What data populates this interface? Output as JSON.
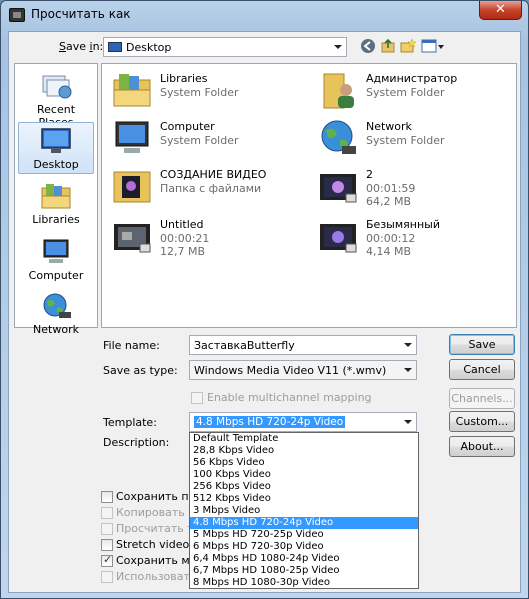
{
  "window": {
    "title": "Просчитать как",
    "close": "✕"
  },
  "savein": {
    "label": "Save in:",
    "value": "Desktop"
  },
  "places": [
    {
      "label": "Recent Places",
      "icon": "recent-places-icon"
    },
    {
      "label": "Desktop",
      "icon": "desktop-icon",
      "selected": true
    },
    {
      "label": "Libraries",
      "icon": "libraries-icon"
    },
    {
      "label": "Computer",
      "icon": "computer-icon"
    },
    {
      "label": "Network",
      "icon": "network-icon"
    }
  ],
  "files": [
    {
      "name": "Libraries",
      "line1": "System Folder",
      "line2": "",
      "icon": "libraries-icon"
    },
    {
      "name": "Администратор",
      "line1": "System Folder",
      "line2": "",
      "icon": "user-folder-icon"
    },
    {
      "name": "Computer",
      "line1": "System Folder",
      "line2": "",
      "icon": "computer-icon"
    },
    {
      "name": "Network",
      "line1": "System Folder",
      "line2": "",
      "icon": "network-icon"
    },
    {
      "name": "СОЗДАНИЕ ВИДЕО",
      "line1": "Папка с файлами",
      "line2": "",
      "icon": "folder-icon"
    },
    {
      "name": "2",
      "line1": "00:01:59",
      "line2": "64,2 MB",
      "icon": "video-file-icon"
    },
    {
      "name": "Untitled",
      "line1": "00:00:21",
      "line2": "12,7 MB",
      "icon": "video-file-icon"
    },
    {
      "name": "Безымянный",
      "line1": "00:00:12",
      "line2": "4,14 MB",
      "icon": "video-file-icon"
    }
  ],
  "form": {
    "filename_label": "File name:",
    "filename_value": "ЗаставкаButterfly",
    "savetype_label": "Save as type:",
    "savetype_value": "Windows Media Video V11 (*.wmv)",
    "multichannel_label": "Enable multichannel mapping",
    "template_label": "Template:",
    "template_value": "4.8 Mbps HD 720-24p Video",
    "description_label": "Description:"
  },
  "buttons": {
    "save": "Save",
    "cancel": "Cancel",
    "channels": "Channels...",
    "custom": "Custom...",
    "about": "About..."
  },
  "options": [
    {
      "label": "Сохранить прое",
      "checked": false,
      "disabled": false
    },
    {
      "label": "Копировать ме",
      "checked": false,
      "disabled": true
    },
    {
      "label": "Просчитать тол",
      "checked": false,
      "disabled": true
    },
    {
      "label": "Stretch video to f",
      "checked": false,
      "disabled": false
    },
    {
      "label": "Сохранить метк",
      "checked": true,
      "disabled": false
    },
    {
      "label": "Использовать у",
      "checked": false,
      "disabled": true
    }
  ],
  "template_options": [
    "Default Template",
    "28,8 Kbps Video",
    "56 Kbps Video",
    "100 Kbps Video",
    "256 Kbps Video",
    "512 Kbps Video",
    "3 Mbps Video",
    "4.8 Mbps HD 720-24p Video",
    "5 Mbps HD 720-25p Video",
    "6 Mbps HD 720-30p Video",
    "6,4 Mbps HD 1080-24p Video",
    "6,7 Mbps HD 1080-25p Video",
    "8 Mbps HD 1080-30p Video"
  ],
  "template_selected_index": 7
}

THE TASK:
Reproduce each line of the records exactly, and omit every picture.

PROBLEM SOLUTION:
What data populates this interface? Output as JSON.
{
  "window": {
    "title": "Просчитать как",
    "close": "✕"
  },
  "savein": {
    "label": "Save in:",
    "value": "Desktop"
  },
  "places": [
    {
      "label": "Recent Places",
      "icon": "recent-places-icon"
    },
    {
      "label": "Desktop",
      "icon": "desktop-icon",
      "selected": true
    },
    {
      "label": "Libraries",
      "icon": "libraries-icon"
    },
    {
      "label": "Computer",
      "icon": "computer-icon"
    },
    {
      "label": "Network",
      "icon": "network-icon"
    }
  ],
  "files": [
    {
      "name": "Libraries",
      "line1": "System Folder",
      "line2": "",
      "icon": "libraries-icon"
    },
    {
      "name": "Администратор",
      "line1": "System Folder",
      "line2": "",
      "icon": "user-folder-icon"
    },
    {
      "name": "Computer",
      "line1": "System Folder",
      "line2": "",
      "icon": "computer-icon"
    },
    {
      "name": "Network",
      "line1": "System Folder",
      "line2": "",
      "icon": "network-icon"
    },
    {
      "name": "СОЗДАНИЕ ВИДЕО",
      "line1": "Папка с файлами",
      "line2": "",
      "icon": "folder-icon"
    },
    {
      "name": "2",
      "line1": "00:01:59",
      "line2": "64,2 MB",
      "icon": "video-file-icon"
    },
    {
      "name": "Untitled",
      "line1": "00:00:21",
      "line2": "12,7 MB",
      "icon": "video-file-icon"
    },
    {
      "name": "Безымянный",
      "line1": "00:00:12",
      "line2": "4,14 MB",
      "icon": "video-file-icon"
    }
  ],
  "form": {
    "filename_label": "File name:",
    "filename_value": "ЗаставкаButterfly",
    "savetype_label": "Save as type:",
    "savetype_value": "Windows Media Video V11 (*.wmv)",
    "multichannel_label": "Enable multichannel mapping",
    "template_label": "Template:",
    "template_value": "4.8 Mbps HD 720-24p Video",
    "description_label": "Description:"
  },
  "buttons": {
    "save": "Save",
    "cancel": "Cancel",
    "channels": "Channels...",
    "custom": "Custom...",
    "about": "About..."
  },
  "options": [
    {
      "label": "Сохранить прое",
      "checked": false,
      "disabled": false
    },
    {
      "label": "Копировать ме",
      "checked": false,
      "disabled": true
    },
    {
      "label": "Просчитать тол",
      "checked": false,
      "disabled": true
    },
    {
      "label": "Stretch video to f",
      "checked": false,
      "disabled": false
    },
    {
      "label": "Сохранить метк",
      "checked": true,
      "disabled": false
    },
    {
      "label": "Использовать у",
      "checked": false,
      "disabled": true
    }
  ],
  "template_options": [
    "Default Template",
    "28,8 Kbps Video",
    "56 Kbps Video",
    "100 Kbps Video",
    "256 Kbps Video",
    "512 Kbps Video",
    "3 Mbps Video",
    "4.8 Mbps HD 720-24p Video",
    "5 Mbps HD 720-25p Video",
    "6 Mbps HD 720-30p Video",
    "6,4 Mbps HD 1080-24p Video",
    "6,7 Mbps HD 1080-25p Video",
    "8 Mbps HD 1080-30p Video"
  ],
  "template_selected_index": 7
}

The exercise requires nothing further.